## Recorded information
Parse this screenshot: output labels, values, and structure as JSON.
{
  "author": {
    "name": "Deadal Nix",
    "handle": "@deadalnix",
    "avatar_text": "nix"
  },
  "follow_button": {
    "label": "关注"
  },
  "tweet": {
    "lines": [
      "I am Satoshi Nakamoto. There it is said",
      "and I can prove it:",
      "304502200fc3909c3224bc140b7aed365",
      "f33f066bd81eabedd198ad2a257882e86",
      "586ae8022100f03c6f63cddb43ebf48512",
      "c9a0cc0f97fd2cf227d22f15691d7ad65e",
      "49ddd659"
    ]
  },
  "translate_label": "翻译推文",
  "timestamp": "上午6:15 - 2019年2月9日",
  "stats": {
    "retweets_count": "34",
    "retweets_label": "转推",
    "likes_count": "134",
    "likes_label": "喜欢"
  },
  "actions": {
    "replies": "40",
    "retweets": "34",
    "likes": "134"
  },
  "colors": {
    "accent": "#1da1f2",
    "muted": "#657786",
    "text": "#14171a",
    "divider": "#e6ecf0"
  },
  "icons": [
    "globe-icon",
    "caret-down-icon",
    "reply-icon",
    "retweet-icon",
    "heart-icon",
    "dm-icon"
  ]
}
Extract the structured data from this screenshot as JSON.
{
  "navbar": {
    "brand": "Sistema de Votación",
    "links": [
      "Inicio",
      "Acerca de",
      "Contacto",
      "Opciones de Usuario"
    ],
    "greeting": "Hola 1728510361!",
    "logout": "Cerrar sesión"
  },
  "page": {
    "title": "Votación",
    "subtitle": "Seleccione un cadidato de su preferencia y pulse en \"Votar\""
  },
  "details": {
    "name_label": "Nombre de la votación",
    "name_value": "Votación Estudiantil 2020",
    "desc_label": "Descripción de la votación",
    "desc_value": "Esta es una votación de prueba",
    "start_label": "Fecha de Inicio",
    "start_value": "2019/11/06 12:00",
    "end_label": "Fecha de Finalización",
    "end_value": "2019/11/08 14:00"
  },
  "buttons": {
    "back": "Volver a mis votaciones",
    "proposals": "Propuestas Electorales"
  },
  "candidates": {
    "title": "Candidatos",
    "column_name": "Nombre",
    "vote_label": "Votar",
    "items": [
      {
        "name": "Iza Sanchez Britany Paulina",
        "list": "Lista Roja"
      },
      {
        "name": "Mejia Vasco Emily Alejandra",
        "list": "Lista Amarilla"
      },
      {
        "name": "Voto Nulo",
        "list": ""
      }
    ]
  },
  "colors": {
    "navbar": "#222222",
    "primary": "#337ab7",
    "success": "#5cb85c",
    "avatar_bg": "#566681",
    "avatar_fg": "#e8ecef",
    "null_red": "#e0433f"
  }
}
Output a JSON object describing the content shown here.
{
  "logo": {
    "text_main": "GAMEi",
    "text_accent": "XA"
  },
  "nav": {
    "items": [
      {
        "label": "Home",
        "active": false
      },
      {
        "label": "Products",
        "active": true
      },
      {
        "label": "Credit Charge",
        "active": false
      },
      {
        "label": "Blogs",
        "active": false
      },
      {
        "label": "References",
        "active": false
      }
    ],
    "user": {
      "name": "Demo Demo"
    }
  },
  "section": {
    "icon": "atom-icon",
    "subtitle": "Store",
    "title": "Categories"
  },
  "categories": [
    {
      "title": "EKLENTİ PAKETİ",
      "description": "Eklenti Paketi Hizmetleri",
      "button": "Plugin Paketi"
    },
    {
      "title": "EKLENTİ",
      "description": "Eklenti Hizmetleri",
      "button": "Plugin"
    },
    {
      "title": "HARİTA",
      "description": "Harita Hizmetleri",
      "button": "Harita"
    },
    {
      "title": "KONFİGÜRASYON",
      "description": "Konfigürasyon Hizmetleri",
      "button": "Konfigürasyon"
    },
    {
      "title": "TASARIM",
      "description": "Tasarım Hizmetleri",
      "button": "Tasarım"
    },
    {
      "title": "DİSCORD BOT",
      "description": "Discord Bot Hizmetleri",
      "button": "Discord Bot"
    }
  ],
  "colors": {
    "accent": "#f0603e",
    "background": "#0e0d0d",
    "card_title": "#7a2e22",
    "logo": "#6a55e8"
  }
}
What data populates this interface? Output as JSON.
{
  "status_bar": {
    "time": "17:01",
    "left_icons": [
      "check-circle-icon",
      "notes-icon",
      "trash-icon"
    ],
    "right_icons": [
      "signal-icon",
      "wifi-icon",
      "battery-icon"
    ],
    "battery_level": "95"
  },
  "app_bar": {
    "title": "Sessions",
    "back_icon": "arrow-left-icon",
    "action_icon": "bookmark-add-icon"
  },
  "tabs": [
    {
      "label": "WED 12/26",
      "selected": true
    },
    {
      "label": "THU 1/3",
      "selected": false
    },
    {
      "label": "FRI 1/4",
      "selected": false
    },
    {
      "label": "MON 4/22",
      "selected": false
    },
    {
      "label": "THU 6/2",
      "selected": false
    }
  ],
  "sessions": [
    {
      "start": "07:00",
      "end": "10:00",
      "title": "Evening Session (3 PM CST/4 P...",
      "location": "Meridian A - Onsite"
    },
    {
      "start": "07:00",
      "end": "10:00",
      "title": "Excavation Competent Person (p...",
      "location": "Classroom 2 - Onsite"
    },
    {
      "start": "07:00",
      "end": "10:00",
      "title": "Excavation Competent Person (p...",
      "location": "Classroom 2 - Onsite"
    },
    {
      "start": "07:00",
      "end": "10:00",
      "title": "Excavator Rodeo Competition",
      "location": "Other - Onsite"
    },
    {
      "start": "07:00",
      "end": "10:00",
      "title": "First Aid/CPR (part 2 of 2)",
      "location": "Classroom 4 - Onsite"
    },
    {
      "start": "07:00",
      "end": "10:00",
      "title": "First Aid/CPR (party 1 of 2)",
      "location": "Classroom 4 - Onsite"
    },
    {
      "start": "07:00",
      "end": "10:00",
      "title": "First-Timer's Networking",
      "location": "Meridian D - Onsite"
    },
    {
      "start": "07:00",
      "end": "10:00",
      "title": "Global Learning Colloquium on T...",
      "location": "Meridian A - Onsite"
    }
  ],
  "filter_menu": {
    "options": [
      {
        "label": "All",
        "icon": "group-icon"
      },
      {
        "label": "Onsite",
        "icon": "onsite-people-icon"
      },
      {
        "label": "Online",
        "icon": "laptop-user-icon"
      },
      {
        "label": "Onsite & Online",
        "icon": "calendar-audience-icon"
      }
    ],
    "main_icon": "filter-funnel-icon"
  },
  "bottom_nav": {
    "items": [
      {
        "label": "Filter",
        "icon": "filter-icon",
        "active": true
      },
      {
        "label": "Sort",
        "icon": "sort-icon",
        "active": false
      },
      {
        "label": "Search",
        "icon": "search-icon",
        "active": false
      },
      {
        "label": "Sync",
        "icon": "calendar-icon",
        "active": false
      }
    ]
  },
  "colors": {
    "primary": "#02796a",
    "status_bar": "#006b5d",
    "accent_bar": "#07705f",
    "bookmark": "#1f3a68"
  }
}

## What is being asked
Write down the full listing again, exactly.

## Final result
Parse this screenshot: output labels, values, and structure as JSON.
{
  "author": {
    "name": "Deadal Nix",
    "handle": "@deadalnix",
    "avatar_text": "nix"
  },
  "follow_button": {
    "label": "关注"
  },
  "tweet": {
    "lines": [
      "I am Satoshi Nakamoto. There it is said",
      "and I can prove it:",
      "304502200fc3909c3224bc140b7aed365",
      "f33f066bd81eabedd198ad2a257882e86",
      "586ae8022100f03c6f63cddb43ebf48512",
      "c9a0cc0f97fd2cf227d22f15691d7ad65e",
      "49ddd659"
    ]
  },
  "translate_label": "翻译推文",
  "timestamp": "上午6:15 - 2019年2月9日",
  "stats": {
    "retweets_count": "34",
    "retweets_label": "转推",
    "likes_count": "134",
    "likes_label": "喜欢"
  },
  "actions": {
    "replies": "40",
    "retweets": "34",
    "likes": "134"
  },
  "colors": {
    "accent": "#1da1f2",
    "muted": "#657786",
    "text": "#14171a",
    "divider": "#e6ecf0"
  },
  "icons": [
    "globe-icon",
    "caret-down-icon",
    "reply-icon",
    "retweet-icon",
    "heart-icon",
    "dm-icon"
  ]
}
Extract the structured data from this screenshot as JSON.
{
  "navbar": {
    "brand": "Sistema de Votación",
    "links": [
      "Inicio",
      "Acerca de",
      "Contacto",
      "Opciones de Usuario"
    ],
    "greeting": "Hola 1728510361!",
    "logout": "Cerrar sesión"
  },
  "page": {
    "title": "Votación",
    "subtitle": "Seleccione un cadidato de su preferencia y pulse en \"Votar\""
  },
  "details": {
    "name_label": "Nombre de la votación",
    "name_value": "Votación Estudiantil 2020",
    "desc_label": "Descripción de la votación",
    "desc_value": "Esta es una votación de prueba",
    "start_label": "Fecha de Inicio",
    "start_value": "2019/11/06 12:00",
    "end_label": "Fecha de Finalización",
    "end_value": "2019/11/08 14:00"
  },
  "buttons": {
    "back": "Volver a mis votaciones",
    "proposals": "Propuestas Electorales"
  },
  "candidates": {
    "title": "Candidatos",
    "column_name": "Nombre",
    "vote_label": "Votar",
    "items": [
      {
        "name": "Iza Sanchez Britany Paulina",
        "list": "Lista Roja"
      },
      {
        "name": "Mejia Vasco Emily Alejandra",
        "list": "Lista Amarilla"
      },
      {
        "name": "Voto Nulo",
        "list": ""
      }
    ]
  },
  "colors": {
    "navbar": "#222222",
    "primary": "#337ab7",
    "success": "#5cb85c",
    "avatar_bg": "#566681",
    "avatar_fg": "#e8ecef",
    "null_red": "#e0433f"
  }
}
Output a JSON object describing the content shown here.
{
  "logo": {
    "text_main": "GAMEi",
    "text_accent": "XA"
  },
  "nav": {
    "items": [
      {
        "label": "Home",
        "active": false
      },
      {
        "label": "Products",
        "active": true
      },
      {
        "label": "Credit Charge",
        "active": false
      },
      {
        "label": "Blogs",
        "active": false
      },
      {
        "label": "References",
        "active": false
      }
    ],
    "user": {
      "name": "Demo Demo"
    }
  },
  "section": {
    "icon": "atom-icon",
    "subtitle": "Store",
    "title": "Categories"
  },
  "categories": [
    {
      "title": "EKLENTİ PAKETİ",
      "description": "Eklenti Paketi Hizmetleri",
      "button": "Plugin Paketi"
    },
    {
      "title": "EKLENTİ",
      "description": "Eklenti Hizmetleri",
      "button": "Plugin"
    },
    {
      "title": "HARİTA",
      "description": "Harita Hizmetleri",
      "button": "Harita"
    },
    {
      "title": "KONFİGÜRASYON",
      "description": "Konfigürasyon Hizmetleri",
      "button": "Konfigürasyon"
    },
    {
      "title": "TASARIM",
      "description": "Tasarım Hizmetleri",
      "button": "Tasarım"
    },
    {
      "title": "DİSCORD BOT",
      "description": "Discord Bot Hizmetleri",
      "button": "Discord Bot"
    }
  ],
  "colors": {
    "accent": "#f0603e",
    "background": "#0e0d0d",
    "card_title": "#7a2e22",
    "logo": "#6a55e8"
  }
}
What data populates this interface? Output as JSON.
{
  "status_bar": {
    "time": "17:01",
    "left_icons": [
      "check-circle-icon",
      "notes-icon",
      "trash-icon"
    ],
    "right_icons": [
      "signal-icon",
      "wifi-icon",
      "battery-icon"
    ],
    "battery_level": "95"
  },
  "app_bar": {
    "title": "Sessions",
    "back_icon": "arrow-left-icon",
    "action_icon": "bookmark-add-icon"
  },
  "tabs": [
    {
      "label": "WED 12/26",
      "selected": true
    },
    {
      "label": "THU 1/3",
      "selected": false
    },
    {
      "label": "FRI 1/4",
      "selected": false
    },
    {
      "label": "MON 4/22",
      "selected": false
    },
    {
      "label": "THU 6/2",
      "selected": false
    }
  ],
  "sessions": [
    {
      "start": "07:00",
      "end": "10:00",
      "title": "Evening Session (3 PM CST/4 P...",
      "location": "Meridian A - Onsite"
    },
    {
      "start": "07:00",
      "end": "10:00",
      "title": "Excavation Competent Person (p...",
      "location": "Classroom 2 - Onsite"
    },
    {
      "start": "07:00",
      "end": "10:00",
      "title": "Excavation Competent Person (p...",
      "location": "Classroom 2 - Onsite"
    },
    {
      "start": "07:00",
      "end": "10:00",
      "title": "Excavator Rodeo Competition",
      "location": "Other - Onsite"
    },
    {
      "start": "07:00",
      "end": "10:00",
      "title": "First Aid/CPR (part 2 of 2)",
      "location": "Classroom 4 - Onsite"
    },
    {
      "start": "07:00",
      "end": "10:00",
      "title": "First Aid/CPR (party 1 of 2)",
      "location": "Classroom 4 - Onsite"
    },
    {
      "start": "07:00",
      "end": "10:00",
      "title": "First-Timer's Networking",
      "location": "Meridian D - Onsite"
    },
    {
      "start": "07:00",
      "end": "10:00",
      "title": "Global Learning Colloquium on T...",
      "location": "Meridian A - Onsite"
    }
  ],
  "filter_menu": {
    "options": [
      {
        "label": "All",
        "icon": "group-icon"
      },
      {
        "label": "Onsite",
        "icon": "onsite-people-icon"
      },
      {
        "label": "Online",
        "icon": "laptop-user-icon"
      },
      {
        "label": "Onsite & Online",
        "icon": "calendar-audience-icon"
      }
    ],
    "main_icon": "filter-funnel-icon"
  },
  "bottom_nav": {
    "items": [
      {
        "label": "Filter",
        "icon": "filter-icon",
        "active": true
      },
      {
        "label": "Sort",
        "icon": "sort-icon",
        "active": false
      },
      {
        "label": "Search",
        "icon": "search-icon",
        "active": false
      },
      {
        "label": "Sync",
        "icon": "calendar-icon",
        "active": false
      }
    ]
  },
  "colors": {
    "primary": "#02796a",
    "status_bar": "#006b5d",
    "accent_bar": "#07705f",
    "bookmark": "#1f3a68"
  }
}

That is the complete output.